• _DIRECTIVES_:
1. In the FraiseQL scaling page, reproduce word for word the text between "Scale up when: Average CPU" and "accurate for API)", inclusive.
2. According to the FraiseQL scaling page, at what average memory utilization should instances scale down?
3. List the four phases in which FraiseQL scales, according to the FraiseQL scaling page.

• _EXTRACT PROVIDED_:
►
Scaling & Performance

Scale FraiseQL to handle millions of requests with horizontal scaling, smart caching, and database optimization.

Scaling Strategy Overview

FraiseQL scales in four phases:

Multiple Instances with Load Balancer — Simplest production setup
Horizontal Auto-Scaling — Dynamic capacity based on demand
Database Scaling — Connection pooling, read replicas, and sharding
Caching — Reduce database load with intelligent caching

Phase 1: Multiple Instances with Load Balancer

Simplest production setup: 3+ stateless FraiseQL instances behind a load balancer.

Load Balancer Configuration

All major platforms support load balancing to multiple FraiseQL instances. Each instance is stateless and connects to the same shared database.

Health check configuration (all platforms):

Endpoint: /health/ready
Interval: 30 seconds
Timeout: 5 seconds
Unhealthy threshold: 3 failures
Healthy threshold: 2 successes

Capacity Planning for Multiple Instances

Assume:
- 1 instance = 1000 RPS capacity
- 3 instances = 3000 RPS capacity

Traffic growth:
- Month 1: 1000 RPS (1 instance)
- Month 2: 2000 RPS (2 instances)
- Month 3: 5000 RPS (5 instances)
- Month 6: 15000 RPS (15 instances)
- Month 12: 100000 RPS (100 instances)

Phase 2: Horizontal Auto-Scaling

Automatically scale instances based on demand.

Metrics to Scale On

CPU Utilization (simplest, most common)

Scale up when: Average CPU > 70%
Scale down when: Average CPU < 30%
Cooldown: 5 min up, 15 min down

Memory Utilization (for memory-intensive queries)

Scale up when: Average Memory > 80%
Scale down when: Average Memory < 50%

Request Count (most accurate for API)

Scale up when: Requests/sec > 5000
Scale down when: Requests/sec < 2000

Custom Metrics (database queue depth, cache hit rate)

Scale up when: Database pool > 80% utilized
Scale down when: Database pool < 40% utilized

Auto-Scaling Configuration Examples

MinSize: 3
MaxSize: 100
DesiredCapacity: 3
TargetTrackingScalingPolicies:
  - TargetValue: 0.70  # Target 70% CPU
    PredefinedMetric: ASGAverageCPUUtilization
    ScaleOutCooldown: 60s
    ScaleInCooldown: 300s

minReplicas: 3
maxReplicas: 100
targetCPUUtilizationPercentage: 70
targetMemoryUtilizationPercentage: 80
behavior:
  scaleUp:
    stabilizationWindowSeconds: 0
    policies:
      - type: Percent
        value: 100  # Double replicas
        periodSeconds: 30
  scaleDown:
    stabilizationWindowSeconds: 300
    policies:
      - type: Percent
        value: 50   # Half replicas
        periodSeconds: 60

# Scale out: +1 instance when CPU > 70%
# Scale in: -1 instance when CPU < 30%
# Min: 3 instances, Max: 100 instances

# Automatic scaling based on request concurrency
# Max concurrent requests per instance: 80 (default)
◄
• _GIVEN DATA_:
►
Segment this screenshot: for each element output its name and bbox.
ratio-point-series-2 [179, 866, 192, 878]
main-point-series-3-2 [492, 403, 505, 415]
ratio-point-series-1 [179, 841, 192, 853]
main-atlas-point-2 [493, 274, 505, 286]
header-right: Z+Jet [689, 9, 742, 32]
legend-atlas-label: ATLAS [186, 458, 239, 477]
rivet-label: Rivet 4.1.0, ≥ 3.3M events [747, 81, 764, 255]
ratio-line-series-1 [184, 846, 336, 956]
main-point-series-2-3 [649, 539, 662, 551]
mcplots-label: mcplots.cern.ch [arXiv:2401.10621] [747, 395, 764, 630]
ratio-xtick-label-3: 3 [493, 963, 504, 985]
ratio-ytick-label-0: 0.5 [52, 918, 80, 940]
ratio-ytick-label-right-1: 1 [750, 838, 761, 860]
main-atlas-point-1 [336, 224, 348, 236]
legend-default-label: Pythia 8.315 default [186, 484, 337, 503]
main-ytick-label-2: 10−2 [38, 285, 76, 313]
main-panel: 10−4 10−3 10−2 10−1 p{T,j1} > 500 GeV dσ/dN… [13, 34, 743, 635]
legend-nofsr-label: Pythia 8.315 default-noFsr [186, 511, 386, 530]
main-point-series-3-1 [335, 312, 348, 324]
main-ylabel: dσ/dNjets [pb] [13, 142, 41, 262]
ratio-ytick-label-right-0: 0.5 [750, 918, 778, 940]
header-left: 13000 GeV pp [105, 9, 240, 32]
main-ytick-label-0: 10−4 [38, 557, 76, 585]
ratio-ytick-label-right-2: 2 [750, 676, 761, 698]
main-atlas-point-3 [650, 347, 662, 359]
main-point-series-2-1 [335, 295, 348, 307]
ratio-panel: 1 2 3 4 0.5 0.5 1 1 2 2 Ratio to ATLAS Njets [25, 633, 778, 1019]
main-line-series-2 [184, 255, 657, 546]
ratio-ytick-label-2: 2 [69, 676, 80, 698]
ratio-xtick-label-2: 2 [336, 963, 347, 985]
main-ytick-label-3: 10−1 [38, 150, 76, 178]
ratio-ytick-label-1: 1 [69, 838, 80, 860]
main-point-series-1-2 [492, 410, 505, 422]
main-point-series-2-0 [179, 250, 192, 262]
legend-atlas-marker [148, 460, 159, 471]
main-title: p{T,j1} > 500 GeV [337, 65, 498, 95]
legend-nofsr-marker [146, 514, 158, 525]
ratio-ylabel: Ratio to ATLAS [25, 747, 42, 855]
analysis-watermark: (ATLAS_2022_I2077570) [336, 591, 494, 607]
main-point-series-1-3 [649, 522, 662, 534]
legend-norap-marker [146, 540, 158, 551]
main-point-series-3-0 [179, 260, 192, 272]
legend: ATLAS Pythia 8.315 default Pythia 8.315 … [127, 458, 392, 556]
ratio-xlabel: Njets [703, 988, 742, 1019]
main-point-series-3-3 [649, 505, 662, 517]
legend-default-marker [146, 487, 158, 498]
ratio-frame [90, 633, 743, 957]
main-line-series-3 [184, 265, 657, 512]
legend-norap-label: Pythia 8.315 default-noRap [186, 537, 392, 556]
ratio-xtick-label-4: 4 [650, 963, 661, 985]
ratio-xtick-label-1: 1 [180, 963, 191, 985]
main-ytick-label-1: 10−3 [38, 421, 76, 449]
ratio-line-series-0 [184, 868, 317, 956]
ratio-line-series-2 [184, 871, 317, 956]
◄
• _TASK-BY-TASK OUTPUTS_:
1.
Scale up when: Average CPU > 70%
Scale down when: Average CPU < 30%
Cooldown: 5 min up, 15 min down

Memory Utilization (for memory-intensive queries)

Scale up when: Average Memory > 80%
Scale down when: Average Memory < 50%

Request Count (most accurate for API)

2. When average memory is below 50%.

3.
- Multiple Instances with Load Balancer
- Horizontal Auto-Scaling
- Database Scaling
- Caching